:: YOUR TASK ::
Reproduce verbatim the data from the line containing "for every button, label, input, icon, or" up to and including the line containing "rank-pin-label: 1 <box>900 492 905 501</box>".

:: DATA EXCERPTS ::
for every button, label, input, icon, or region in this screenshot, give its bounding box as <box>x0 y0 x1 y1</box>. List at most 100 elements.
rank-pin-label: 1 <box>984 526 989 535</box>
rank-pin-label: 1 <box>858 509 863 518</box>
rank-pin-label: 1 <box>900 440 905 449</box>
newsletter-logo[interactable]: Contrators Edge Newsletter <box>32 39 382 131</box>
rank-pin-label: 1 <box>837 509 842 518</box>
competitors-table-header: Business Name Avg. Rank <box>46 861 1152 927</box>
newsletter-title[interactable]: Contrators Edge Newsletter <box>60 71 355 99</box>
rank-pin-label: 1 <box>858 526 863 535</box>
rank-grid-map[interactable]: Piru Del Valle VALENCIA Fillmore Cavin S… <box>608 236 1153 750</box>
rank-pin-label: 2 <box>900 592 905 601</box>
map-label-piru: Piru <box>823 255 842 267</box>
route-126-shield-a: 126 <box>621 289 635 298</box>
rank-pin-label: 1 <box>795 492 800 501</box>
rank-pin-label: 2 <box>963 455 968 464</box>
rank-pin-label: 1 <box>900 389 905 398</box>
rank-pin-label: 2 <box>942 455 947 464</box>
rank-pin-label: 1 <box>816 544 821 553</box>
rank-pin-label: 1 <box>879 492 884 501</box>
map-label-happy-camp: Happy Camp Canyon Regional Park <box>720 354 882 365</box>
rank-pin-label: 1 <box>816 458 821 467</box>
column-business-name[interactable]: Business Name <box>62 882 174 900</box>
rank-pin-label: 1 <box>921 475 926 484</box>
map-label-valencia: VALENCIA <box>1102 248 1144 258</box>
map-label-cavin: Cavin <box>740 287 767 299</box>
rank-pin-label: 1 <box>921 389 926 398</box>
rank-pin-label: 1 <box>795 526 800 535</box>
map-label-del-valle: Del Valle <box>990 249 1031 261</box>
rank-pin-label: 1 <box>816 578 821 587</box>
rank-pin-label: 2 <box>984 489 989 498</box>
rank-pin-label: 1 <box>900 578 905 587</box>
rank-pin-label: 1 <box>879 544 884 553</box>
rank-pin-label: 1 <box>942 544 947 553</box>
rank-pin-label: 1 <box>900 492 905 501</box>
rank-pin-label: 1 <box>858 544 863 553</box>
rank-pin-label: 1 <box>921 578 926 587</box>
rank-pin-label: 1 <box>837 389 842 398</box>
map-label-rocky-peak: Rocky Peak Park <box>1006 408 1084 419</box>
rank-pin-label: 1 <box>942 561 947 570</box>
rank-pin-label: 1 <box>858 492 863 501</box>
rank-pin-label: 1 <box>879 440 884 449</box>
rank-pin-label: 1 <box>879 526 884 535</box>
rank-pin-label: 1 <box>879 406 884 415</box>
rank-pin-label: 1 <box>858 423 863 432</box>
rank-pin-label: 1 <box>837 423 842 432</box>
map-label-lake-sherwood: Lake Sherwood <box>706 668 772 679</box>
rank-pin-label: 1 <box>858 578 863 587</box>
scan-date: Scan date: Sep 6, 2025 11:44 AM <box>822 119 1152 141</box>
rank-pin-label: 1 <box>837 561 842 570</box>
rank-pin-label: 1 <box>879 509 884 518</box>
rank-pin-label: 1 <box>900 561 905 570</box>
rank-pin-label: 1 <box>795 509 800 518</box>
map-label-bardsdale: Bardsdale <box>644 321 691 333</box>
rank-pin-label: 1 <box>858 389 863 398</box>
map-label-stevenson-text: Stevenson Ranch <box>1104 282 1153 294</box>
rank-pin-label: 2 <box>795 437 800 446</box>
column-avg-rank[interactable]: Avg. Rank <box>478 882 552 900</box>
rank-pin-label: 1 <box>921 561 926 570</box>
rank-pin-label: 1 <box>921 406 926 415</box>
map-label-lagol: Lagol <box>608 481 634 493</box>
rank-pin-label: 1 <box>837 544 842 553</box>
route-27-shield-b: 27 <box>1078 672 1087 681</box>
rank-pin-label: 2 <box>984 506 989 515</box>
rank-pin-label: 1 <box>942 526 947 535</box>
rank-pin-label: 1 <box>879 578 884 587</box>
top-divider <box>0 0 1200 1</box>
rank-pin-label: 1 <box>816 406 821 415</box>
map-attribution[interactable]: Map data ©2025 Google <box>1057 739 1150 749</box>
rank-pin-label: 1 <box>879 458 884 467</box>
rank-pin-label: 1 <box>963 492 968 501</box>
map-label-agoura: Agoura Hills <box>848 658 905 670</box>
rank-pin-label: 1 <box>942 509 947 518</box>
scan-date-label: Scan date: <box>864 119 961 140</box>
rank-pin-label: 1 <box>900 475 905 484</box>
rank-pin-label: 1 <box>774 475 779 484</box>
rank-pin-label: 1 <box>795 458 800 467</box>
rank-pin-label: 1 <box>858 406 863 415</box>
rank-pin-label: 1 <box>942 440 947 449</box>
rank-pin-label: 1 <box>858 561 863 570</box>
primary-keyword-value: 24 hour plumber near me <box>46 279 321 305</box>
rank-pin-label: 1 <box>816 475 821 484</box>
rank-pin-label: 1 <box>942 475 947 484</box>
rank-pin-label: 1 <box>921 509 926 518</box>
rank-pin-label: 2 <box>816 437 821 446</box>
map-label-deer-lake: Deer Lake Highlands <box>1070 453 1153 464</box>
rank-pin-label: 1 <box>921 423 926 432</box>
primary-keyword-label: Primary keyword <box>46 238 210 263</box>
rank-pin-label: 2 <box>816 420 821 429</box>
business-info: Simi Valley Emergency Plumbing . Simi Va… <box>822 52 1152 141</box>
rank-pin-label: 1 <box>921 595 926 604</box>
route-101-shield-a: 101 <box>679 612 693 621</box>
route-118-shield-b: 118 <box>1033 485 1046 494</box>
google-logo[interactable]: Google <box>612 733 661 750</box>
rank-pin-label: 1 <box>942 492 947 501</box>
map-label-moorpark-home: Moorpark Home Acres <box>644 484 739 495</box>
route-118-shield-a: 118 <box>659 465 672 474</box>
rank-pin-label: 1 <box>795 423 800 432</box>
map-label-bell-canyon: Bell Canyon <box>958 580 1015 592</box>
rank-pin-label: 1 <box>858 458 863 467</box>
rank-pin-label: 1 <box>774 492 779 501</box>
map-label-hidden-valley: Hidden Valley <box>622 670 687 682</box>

---

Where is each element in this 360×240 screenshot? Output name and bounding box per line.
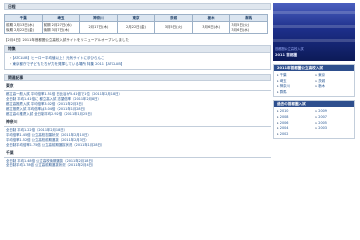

:: REPLY ::
for every button, label, input, icon, or region in this screenshot, give its bounding box as <box>x0 y0 x1 y1</box>. List at most 100 elements.
rank-pin-label: 1 <box>984 526 989 535</box>
rank-pin-label: 1 <box>858 509 863 518</box>
rank-pin-label: 1 <box>900 440 905 449</box>
newsletter-logo[interactable]: Contrators Edge Newsletter <box>32 39 382 131</box>
rank-pin-label: 1 <box>837 509 842 518</box>
competitors-table-header: Business Name Avg. Rank <box>46 861 1152 927</box>
newsletter-title[interactable]: Contrators Edge Newsletter <box>60 71 355 99</box>
rank-pin-label: 1 <box>858 526 863 535</box>
rank-grid-map[interactable]: Piru Del Valle VALENCIA Fillmore Cavin S… <box>608 236 1153 750</box>
rank-pin-label: 2 <box>900 592 905 601</box>
map-label-piru: Piru <box>823 255 842 267</box>
route-126-shield-a: 126 <box>621 289 635 298</box>
rank-pin-label: 1 <box>795 492 800 501</box>
rank-pin-label: 2 <box>963 455 968 464</box>
rank-pin-label: 1 <box>900 389 905 398</box>
rank-pin-label: 2 <box>942 455 947 464</box>
rank-pin-label: 1 <box>816 544 821 553</box>
rank-pin-label: 1 <box>879 492 884 501</box>
map-label-happy-camp: Happy Camp Canyon Regional Park <box>720 354 882 365</box>
rank-pin-label: 1 <box>816 458 821 467</box>
column-business-name[interactable]: Business Name <box>62 882 174 900</box>
rank-pin-label: 1 <box>921 475 926 484</box>
map-label-valencia: VALENCIA <box>1102 248 1144 258</box>
map-label-cavin: Cavin <box>740 287 767 299</box>
rank-pin-label: 1 <box>921 389 926 398</box>
rank-pin-label: 1 <box>795 526 800 535</box>
map-label-del-valle: Del Valle <box>990 249 1031 261</box>
rank-pin-label: 1 <box>816 578 821 587</box>
rank-pin-label: 2 <box>984 489 989 498</box>
rank-pin-label: 1 <box>900 578 905 587</box>
rank-pin-label: 1 <box>879 544 884 553</box>
rank-pin-label: 1 <box>942 544 947 553</box>
rank-pin-label: 1 <box>900 492 905 501</box>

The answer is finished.